• **SHORT TASK**
In the data, extract each line that holds the string "calibration".

Start of DATA TO USE

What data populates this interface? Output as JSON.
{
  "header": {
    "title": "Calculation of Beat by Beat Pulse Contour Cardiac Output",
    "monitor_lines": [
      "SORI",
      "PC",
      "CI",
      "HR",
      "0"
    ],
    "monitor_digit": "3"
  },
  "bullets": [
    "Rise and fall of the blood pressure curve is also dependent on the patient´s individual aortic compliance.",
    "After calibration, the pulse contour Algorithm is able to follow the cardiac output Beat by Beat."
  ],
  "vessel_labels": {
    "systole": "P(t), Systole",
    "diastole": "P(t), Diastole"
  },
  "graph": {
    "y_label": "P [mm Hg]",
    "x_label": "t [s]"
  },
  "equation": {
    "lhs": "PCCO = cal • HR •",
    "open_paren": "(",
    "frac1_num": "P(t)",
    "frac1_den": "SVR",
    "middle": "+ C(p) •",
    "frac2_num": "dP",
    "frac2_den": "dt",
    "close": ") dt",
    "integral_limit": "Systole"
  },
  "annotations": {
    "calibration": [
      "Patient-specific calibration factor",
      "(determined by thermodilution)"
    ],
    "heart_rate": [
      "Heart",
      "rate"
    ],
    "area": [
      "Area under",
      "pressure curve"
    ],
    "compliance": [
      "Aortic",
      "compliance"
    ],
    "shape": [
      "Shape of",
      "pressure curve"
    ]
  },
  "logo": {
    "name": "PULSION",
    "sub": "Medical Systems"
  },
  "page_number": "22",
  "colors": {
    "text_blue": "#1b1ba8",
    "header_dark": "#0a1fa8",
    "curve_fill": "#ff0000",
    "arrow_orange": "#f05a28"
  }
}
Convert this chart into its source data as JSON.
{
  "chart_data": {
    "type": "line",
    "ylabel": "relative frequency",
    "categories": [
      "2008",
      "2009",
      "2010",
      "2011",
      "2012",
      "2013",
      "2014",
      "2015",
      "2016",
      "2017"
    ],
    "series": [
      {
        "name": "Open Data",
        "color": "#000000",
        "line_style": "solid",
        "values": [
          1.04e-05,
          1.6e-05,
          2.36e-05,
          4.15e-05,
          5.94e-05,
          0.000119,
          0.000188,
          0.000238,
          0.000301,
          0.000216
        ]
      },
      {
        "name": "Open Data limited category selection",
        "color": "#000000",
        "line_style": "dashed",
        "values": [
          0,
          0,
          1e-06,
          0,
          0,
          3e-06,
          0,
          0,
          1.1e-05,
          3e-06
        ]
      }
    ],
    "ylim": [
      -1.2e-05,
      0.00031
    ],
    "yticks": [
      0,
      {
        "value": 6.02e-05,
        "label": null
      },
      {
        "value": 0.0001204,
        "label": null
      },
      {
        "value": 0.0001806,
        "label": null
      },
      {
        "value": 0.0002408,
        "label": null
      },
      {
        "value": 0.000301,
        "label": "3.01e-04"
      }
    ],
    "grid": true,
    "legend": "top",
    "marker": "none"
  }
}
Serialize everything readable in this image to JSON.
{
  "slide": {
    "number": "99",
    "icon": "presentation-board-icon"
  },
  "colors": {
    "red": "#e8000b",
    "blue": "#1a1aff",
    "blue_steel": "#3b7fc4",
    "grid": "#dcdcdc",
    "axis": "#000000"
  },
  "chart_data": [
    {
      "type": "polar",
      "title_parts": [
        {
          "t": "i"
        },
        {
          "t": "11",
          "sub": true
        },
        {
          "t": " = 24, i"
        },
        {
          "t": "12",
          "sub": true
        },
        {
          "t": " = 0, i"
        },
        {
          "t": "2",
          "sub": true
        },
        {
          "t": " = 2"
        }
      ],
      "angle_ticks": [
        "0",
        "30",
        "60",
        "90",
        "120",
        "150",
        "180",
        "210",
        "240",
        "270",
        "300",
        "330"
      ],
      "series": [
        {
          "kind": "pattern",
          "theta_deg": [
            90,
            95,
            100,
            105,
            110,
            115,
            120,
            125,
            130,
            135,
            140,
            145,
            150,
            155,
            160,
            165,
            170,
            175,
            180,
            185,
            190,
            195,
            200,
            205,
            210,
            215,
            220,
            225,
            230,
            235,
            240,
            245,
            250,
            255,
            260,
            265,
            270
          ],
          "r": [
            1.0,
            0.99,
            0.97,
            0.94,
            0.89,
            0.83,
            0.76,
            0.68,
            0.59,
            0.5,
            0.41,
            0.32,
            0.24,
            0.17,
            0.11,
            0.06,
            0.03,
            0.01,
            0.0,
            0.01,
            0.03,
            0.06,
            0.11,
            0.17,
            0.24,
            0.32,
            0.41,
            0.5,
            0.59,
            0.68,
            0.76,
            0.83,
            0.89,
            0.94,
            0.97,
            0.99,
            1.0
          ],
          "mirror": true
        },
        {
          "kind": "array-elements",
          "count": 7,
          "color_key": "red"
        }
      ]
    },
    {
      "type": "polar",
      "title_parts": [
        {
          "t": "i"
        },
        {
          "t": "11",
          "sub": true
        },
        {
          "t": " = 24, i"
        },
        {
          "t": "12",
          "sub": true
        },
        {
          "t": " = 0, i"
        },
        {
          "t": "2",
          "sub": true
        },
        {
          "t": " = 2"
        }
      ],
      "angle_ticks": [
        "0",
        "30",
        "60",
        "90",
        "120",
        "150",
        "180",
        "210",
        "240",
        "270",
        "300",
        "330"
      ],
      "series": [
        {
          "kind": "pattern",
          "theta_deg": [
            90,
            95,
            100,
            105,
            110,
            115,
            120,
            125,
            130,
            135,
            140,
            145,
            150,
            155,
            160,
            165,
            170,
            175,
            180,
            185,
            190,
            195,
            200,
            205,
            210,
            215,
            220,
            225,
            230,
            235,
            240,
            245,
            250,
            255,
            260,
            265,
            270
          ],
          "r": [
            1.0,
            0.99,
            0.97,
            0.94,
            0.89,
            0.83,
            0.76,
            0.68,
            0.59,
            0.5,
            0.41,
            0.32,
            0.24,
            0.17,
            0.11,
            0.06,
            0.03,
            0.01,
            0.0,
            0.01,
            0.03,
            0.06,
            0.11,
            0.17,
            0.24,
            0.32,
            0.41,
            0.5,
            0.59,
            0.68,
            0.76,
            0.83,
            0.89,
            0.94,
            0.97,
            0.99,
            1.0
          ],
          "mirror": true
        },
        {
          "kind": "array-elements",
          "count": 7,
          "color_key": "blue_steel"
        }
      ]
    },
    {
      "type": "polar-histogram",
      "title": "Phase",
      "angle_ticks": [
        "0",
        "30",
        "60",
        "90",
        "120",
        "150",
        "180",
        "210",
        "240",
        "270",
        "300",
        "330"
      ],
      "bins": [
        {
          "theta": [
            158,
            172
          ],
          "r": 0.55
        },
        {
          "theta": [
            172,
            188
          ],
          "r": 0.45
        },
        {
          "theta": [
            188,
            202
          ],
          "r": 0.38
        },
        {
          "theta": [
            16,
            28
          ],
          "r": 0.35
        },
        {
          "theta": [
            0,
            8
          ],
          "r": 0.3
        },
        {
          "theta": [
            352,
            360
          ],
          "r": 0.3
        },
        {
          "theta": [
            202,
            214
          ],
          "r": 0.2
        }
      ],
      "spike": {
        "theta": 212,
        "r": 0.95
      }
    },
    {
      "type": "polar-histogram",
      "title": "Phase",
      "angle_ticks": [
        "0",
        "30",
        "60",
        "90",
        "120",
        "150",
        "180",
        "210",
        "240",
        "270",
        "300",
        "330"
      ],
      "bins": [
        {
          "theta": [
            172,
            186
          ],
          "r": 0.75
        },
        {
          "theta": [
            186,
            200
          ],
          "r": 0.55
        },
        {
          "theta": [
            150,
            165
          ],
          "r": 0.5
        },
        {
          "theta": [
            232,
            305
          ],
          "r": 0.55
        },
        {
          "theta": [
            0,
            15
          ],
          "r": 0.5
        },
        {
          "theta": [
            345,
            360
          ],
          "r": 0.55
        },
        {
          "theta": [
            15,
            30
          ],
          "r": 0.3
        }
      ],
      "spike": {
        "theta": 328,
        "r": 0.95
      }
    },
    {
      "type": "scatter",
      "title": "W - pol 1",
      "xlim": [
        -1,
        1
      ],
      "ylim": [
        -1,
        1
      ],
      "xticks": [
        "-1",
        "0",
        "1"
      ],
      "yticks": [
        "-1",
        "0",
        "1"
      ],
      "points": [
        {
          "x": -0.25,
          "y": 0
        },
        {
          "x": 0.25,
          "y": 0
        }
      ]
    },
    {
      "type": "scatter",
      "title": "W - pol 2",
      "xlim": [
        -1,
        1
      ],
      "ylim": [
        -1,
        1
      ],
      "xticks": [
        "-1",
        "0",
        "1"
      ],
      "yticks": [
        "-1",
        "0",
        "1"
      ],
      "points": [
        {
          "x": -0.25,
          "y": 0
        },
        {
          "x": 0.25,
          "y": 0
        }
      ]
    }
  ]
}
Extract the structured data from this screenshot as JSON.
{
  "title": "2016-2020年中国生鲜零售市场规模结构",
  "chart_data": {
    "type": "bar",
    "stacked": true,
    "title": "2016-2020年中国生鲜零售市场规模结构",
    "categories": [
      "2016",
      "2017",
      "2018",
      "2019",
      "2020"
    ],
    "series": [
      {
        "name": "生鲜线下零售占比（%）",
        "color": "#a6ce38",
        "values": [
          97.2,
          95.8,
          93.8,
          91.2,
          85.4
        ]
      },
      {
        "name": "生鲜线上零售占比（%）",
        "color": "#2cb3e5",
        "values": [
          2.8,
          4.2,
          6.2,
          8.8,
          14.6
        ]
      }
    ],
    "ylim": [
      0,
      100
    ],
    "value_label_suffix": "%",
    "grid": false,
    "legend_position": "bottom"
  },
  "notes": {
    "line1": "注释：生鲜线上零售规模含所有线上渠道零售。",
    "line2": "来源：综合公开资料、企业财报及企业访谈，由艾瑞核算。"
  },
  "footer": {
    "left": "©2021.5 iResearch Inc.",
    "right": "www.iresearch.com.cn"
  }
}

End of DATA TO USE

• **RESULT**
    "After calibration, the pulse contour Algorithm is able to follow the cardiac output Beat by Beat."
    "calibration": [
      "Patient-specific calibration factor",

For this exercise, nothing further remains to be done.